╭─ DATA FOR THE TASK

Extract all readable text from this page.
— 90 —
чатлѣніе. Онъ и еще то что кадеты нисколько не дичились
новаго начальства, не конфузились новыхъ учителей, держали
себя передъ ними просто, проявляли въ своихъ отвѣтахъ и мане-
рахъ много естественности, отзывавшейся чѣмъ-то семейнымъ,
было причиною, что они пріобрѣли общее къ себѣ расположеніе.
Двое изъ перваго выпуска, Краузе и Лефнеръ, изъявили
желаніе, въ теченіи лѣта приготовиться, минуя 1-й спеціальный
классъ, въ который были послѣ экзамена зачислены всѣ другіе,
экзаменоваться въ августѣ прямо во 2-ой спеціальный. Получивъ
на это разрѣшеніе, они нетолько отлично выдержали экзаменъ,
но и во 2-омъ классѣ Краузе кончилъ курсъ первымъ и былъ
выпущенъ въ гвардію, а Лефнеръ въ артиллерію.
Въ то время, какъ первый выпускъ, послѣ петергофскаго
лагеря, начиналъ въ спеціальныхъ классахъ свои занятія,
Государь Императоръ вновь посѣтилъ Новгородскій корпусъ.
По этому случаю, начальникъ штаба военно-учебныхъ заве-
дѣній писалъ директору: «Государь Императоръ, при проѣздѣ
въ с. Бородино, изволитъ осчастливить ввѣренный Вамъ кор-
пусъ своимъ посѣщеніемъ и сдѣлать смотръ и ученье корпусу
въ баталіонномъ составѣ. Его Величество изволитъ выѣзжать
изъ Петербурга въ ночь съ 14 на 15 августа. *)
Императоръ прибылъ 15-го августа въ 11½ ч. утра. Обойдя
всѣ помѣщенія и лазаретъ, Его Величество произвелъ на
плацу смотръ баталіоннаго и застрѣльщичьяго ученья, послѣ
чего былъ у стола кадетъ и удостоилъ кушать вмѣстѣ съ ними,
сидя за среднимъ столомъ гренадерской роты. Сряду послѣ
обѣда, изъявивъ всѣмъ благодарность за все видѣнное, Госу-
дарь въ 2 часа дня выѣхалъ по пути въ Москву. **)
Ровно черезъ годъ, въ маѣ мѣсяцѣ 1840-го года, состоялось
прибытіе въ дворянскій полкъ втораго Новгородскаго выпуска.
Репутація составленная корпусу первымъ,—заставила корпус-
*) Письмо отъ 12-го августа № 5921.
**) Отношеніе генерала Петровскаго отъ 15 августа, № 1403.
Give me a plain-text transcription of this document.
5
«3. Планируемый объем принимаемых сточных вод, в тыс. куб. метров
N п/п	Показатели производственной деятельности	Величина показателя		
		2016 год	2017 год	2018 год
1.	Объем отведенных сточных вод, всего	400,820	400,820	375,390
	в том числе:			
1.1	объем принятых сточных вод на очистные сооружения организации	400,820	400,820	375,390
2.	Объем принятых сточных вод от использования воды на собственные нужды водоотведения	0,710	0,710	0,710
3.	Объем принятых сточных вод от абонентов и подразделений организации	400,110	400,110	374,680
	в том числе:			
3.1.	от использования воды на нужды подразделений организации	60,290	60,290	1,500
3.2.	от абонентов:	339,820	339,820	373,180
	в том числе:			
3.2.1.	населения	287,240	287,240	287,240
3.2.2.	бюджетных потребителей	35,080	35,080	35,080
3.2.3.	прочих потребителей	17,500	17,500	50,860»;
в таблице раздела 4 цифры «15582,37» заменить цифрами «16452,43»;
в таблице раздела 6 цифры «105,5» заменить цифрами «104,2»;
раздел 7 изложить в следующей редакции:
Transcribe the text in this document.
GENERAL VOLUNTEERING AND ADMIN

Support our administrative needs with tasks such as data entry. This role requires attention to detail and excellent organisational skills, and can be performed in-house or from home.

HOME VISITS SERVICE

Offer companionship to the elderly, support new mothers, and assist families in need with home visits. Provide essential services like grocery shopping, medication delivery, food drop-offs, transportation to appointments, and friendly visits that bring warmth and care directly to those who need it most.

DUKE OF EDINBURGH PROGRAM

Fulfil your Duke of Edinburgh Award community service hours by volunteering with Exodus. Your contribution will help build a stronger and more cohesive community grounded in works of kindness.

╰─

*WRITTEN REQUEST:*
Give the records above again, word for word.

*SOLUTION FOR THIS EXERCISE:*
Extract all readable text from this page.
— 90 —
чатлѣніе. Онъ и еще то что кадеты нисколько не дичились
новаго начальства, не конфузились новыхъ учителей, держали
себя передъ ними просто, проявляли въ своихъ отвѣтахъ и мане-
рахъ много естественности, отзывавшейся чѣмъ-то семейнымъ,
было причиною, что они пріобрѣли общее къ себѣ расположеніе.
Двое изъ перваго выпуска, Краузе и Лефнеръ, изъявили
желаніе, въ теченіи лѣта приготовиться, минуя 1-й спеціальный
классъ, въ который были послѣ экзамена зачислены всѣ другіе,
экзаменоваться въ августѣ прямо во 2-ой спеціальный. Получивъ
на это разрѣшеніе, они нетолько отлично выдержали экзаменъ,
но и во 2-омъ классѣ Краузе кончилъ курсъ первымъ и былъ
выпущенъ въ гвардію, а Лефнеръ въ артиллерію.
Въ то время, какъ первый выпускъ, послѣ петергофскаго
лагеря, начиналъ въ спеціальныхъ классахъ свои занятія,
Государь Императоръ вновь посѣтилъ Новгородскій корпусъ.
По этому случаю, начальникъ штаба военно-учебныхъ заве-
дѣній писалъ директору: «Государь Императоръ, при проѣздѣ
въ с. Бородино, изволитъ осчастливить ввѣренный Вамъ кор-
пусъ своимъ посѣщеніемъ и сдѣлать смотръ и ученье корпусу
въ баталіонномъ составѣ. Его Величество изволитъ выѣзжать
изъ Петербурга въ ночь съ 14 на 15 августа. *)
Императоръ прибылъ 15-го августа въ 11½ ч. утра. Обойдя
всѣ помѣщенія и лазаретъ, Его Величество произвелъ на
плацу смотръ баталіоннаго и застрѣльщичьяго ученья, послѣ
чего былъ у стола кадетъ и удостоилъ кушать вмѣстѣ съ ними,
сидя за среднимъ столомъ гренадерской роты. Сряду послѣ
обѣда, изъявивъ всѣмъ благодарность за все видѣнное, Госу-
дарь въ 2 часа дня выѣхалъ по пути въ Москву. **)
Ровно черезъ годъ, въ маѣ мѣсяцѣ 1840-го года, состоялось
прибытіе въ дворянскій полкъ втораго Новгородскаго выпуска.
Репутація составленная корпусу первымъ,—заставила корпус-
*) Письмо отъ 12-го августа № 5921.
**) Отношеніе генерала Петровскаго отъ 15 августа, № 1403.
Give me a plain-text transcription of this document.
5
«3. Планируемый объем принимаемых сточных вод, в тыс. куб. метров
N п/п	Показатели производственной деятельности	Величина показателя		
		2016 год	2017 год	2018 год
1.	Объем отведенных сточных вод, всего	400,820	400,820	375,390
	в том числе:			
1.1	объем принятых сточных вод на очистные сооружения организации	400,820	400,820	375,390
2.	Объем принятых сточных вод от использования воды на собственные нужды водоотведения	0,710	0,710	0,710
3.	Объем принятых сточных вод от абонентов и подразделений организации	400,110	400,110	374,680
	в том числе:			
3.1.	от использования воды на нужды подразделений организации	60,290	60,290	1,500
3.2.	от абонентов:	339,820	339,820	373,180
	в том числе:			
3.2.1.	населения	287,240	287,240	287,240
3.2.2.	бюджетных потребителей	35,080	35,080	35,080
3.2.3.	прочих потребителей	17,500	17,500	50,860»;
в таблице раздела 4 цифры «15582,37» заменить цифрами «16452,43»;
в таблице раздела 6 цифры «105,5» заменить цифрами «104,2»;
раздел 7 изложить в следующей редакции:
Transcribe the text in this document.
GENERAL VOLUNTEERING AND ADMIN

Support our administrative needs with tasks such as data entry. This role requires attention to detail and excellent organisational skills, and can be performed in-house or from home.

HOME VISITS SERVICE

Offer companionship to the elderly, support new mothers, and assist families in need with home visits. Provide essential services like grocery shopping, medication delivery, food drop-offs, transportation to appointments, and friendly visits that bring warmth and care directly to those who need it most.

DUKE OF EDINBURGH PROGRAM

Fulfil your Duke of Edinburgh Award community service hours by volunteering with Exodus. Your contribution will help build a stronger and more cohesive community grounded in works of kindness.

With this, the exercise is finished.